Listed entries -
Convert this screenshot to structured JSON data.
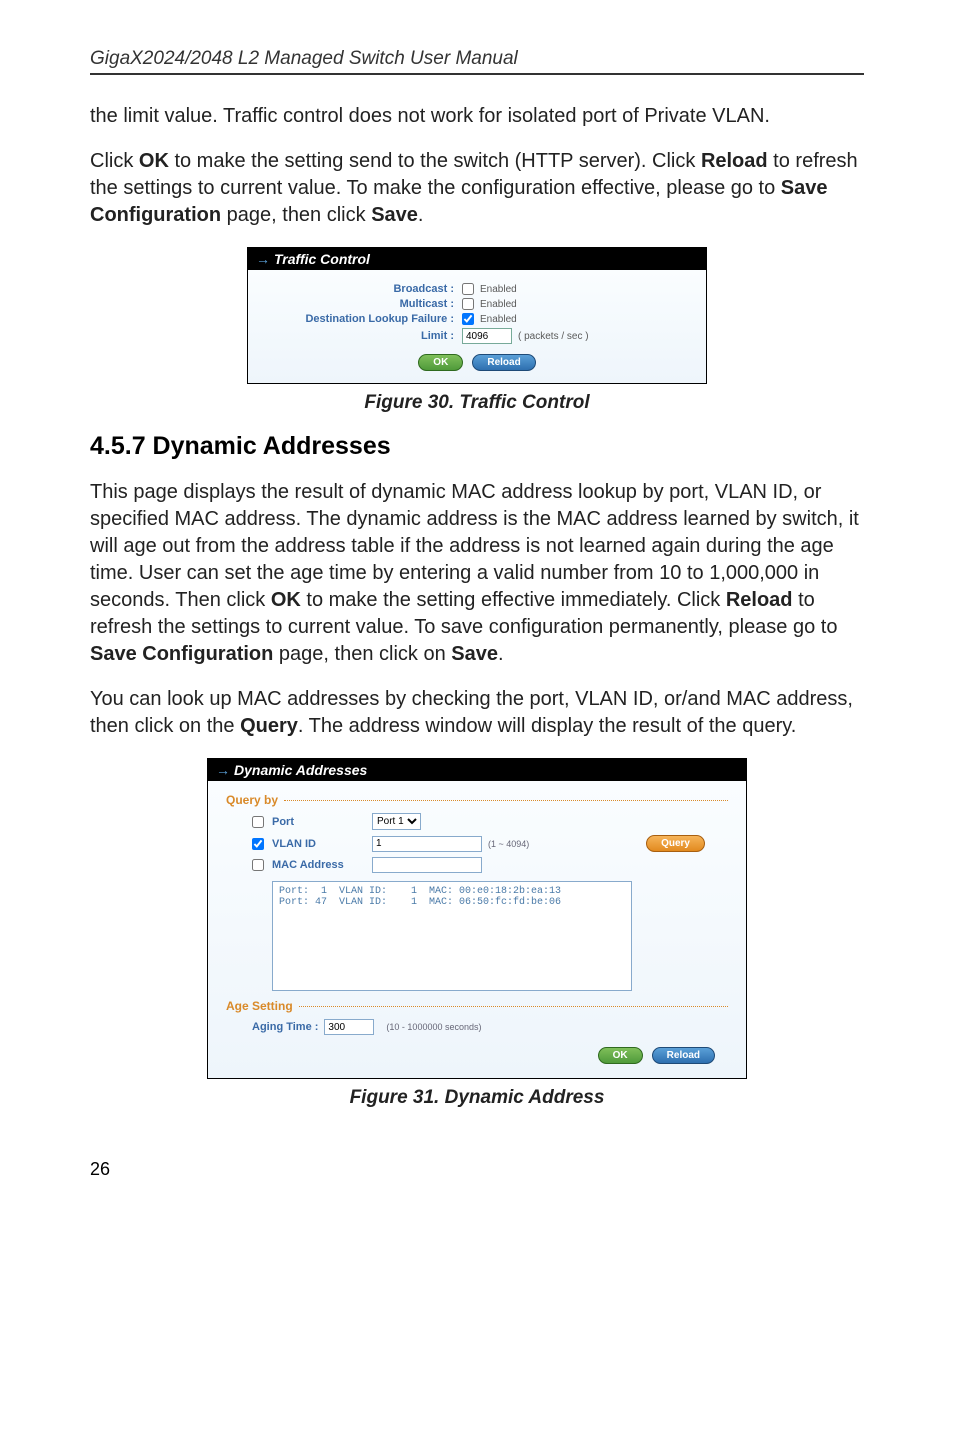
{
  "header": "GigaX2024/2048 L2 Managed Switch User Manual",
  "para1": "the limit value. Traffic control does not work for isolated port of Private VLAN.",
  "para2": {
    "t1": "Click ",
    "b1": "OK",
    "t2": " to make the setting send to the switch (HTTP server). Click ",
    "b2": "Reload",
    "t3": " to refresh the settings to current value. To make the configuration effective, please go to ",
    "b3": "Save Configuration",
    "t4": " page, then click ",
    "b4": "Save",
    "t5": "."
  },
  "fig30_caption": "Figure 30. Traffic Control",
  "section_heading": "4.5.7 Dynamic Addresses",
  "para3": {
    "t1": "This page displays the result of dynamic MAC address lookup by port, VLAN ID, or specified MAC address. The dynamic address is the MAC address learned by switch, it will age out from the address table if the address is not learned again during the age time. User can set the age time by entering a valid number from 10 to 1,000,000 in seconds. Then click ",
    "b1": "OK",
    "t2": " to make the setting effective immediately. Click ",
    "b2": "Reload",
    "t3": " to refresh the settings to current value. To save configuration permanently, please go to ",
    "b3": "Save Configuration",
    "t4": " page, then click on ",
    "b4": "Save",
    "t5": "."
  },
  "para4": {
    "t1": "You can look up MAC addresses by checking the port, VLAN ID, or/and MAC address, then click on the ",
    "b1": "Query",
    "t2": ". The address window will display the result of the query."
  },
  "fig31_caption": "Figure 31. Dynamic Address",
  "page_number": "26",
  "traffic_control": {
    "title": "Traffic Control",
    "rows": {
      "broadcast_label": "Broadcast :",
      "multicast_label": "Multicast :",
      "dlf_label": "Destination Lookup Failure :",
      "limit_label": "Limit :",
      "enabled_text": "Enabled",
      "limit_value": "4096",
      "limit_unit": "( packets / sec )"
    },
    "broadcast_checked": false,
    "multicast_checked": false,
    "dlf_checked": true,
    "ok_btn": "OK",
    "reload_btn": "Reload"
  },
  "dynamic_addresses": {
    "title": "Dynamic Addresses",
    "query_legend": "Query by",
    "port_label": "Port",
    "port_checked": false,
    "port_value": "Port 1",
    "vlan_label": "VLAN ID",
    "vlan_checked": true,
    "vlan_value": "1",
    "vlan_range": "(1 ~ 4094)",
    "mac_label": "MAC Address",
    "mac_checked": false,
    "mac_value": "",
    "query_btn": "Query",
    "result_text": "Port:  1  VLAN ID:    1  MAC: 00:e0:18:2b:ea:13\nPort: 47  VLAN ID:    1  MAC: 06:50:fc:fd:be:06",
    "age_legend": "Age Setting",
    "aging_label": "Aging Time :",
    "aging_value": "300",
    "aging_range": "(10 - 1000000 seconds)",
    "ok_btn": "OK",
    "reload_btn": "Reload"
  }
}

Directions for this task -
Print out the lines exactly, skipping any picture.

Exercise output -
Convert this screenshot to structured JSON data.
{
  "header": "GigaX2024/2048 L2 Managed Switch User Manual",
  "para1": "the limit value. Traffic control does not work for isolated port of Private VLAN.",
  "para2": {
    "t1": "Click ",
    "b1": "OK",
    "t2": " to make the setting send to the switch (HTTP server). Click ",
    "b2": "Reload",
    "t3": " to refresh the settings to current value. To make the configuration effective, please go to ",
    "b3": "Save Configuration",
    "t4": " page, then click ",
    "b4": "Save",
    "t5": "."
  },
  "fig30_caption": "Figure 30. Traffic Control",
  "section_heading": "4.5.7 Dynamic Addresses",
  "para3": {
    "t1": "This page displays the result of dynamic MAC address lookup by port, VLAN ID, or specified MAC address. The dynamic address is the MAC address learned by switch, it will age out from the address table if the address is not learned again during the age time. User can set the age time by entering a valid number from 10 to 1,000,000 in seconds. Then click ",
    "b1": "OK",
    "t2": " to make the setting effective immediately. Click ",
    "b2": "Reload",
    "t3": " to refresh the settings to current value. To save configuration permanently, please go to ",
    "b3": "Save Configuration",
    "t4": " page, then click on ",
    "b4": "Save",
    "t5": "."
  },
  "para4": {
    "t1": "You can look up MAC addresses by checking the port, VLAN ID, or/and MAC address, then click on the ",
    "b1": "Query",
    "t2": ". The address window will display the result of the query."
  },
  "fig31_caption": "Figure 31. Dynamic Address",
  "page_number": "26",
  "traffic_control": {
    "title": "Traffic Control",
    "rows": {
      "broadcast_label": "Broadcast :",
      "multicast_label": "Multicast :",
      "dlf_label": "Destination Lookup Failure :",
      "limit_label": "Limit :",
      "enabled_text": "Enabled",
      "limit_value": "4096",
      "limit_unit": "( packets / sec )"
    },
    "broadcast_checked": false,
    "multicast_checked": false,
    "dlf_checked": true,
    "ok_btn": "OK",
    "reload_btn": "Reload"
  },
  "dynamic_addresses": {
    "title": "Dynamic Addresses",
    "query_legend": "Query by",
    "port_label": "Port",
    "port_checked": false,
    "port_value": "Port 1",
    "vlan_label": "VLAN ID",
    "vlan_checked": true,
    "vlan_value": "1",
    "vlan_range": "(1 ~ 4094)",
    "mac_label": "MAC Address",
    "mac_checked": false,
    "mac_value": "",
    "query_btn": "Query",
    "result_text": "Port:  1  VLAN ID:    1  MAC: 00:e0:18:2b:ea:13\nPort: 47  VLAN ID:    1  MAC: 06:50:fc:fd:be:06",
    "age_legend": "Age Setting",
    "aging_label": "Aging Time :",
    "aging_value": "300",
    "aging_range": "(10 - 1000000 seconds)",
    "ok_btn": "OK",
    "reload_btn": "Reload"
  }
}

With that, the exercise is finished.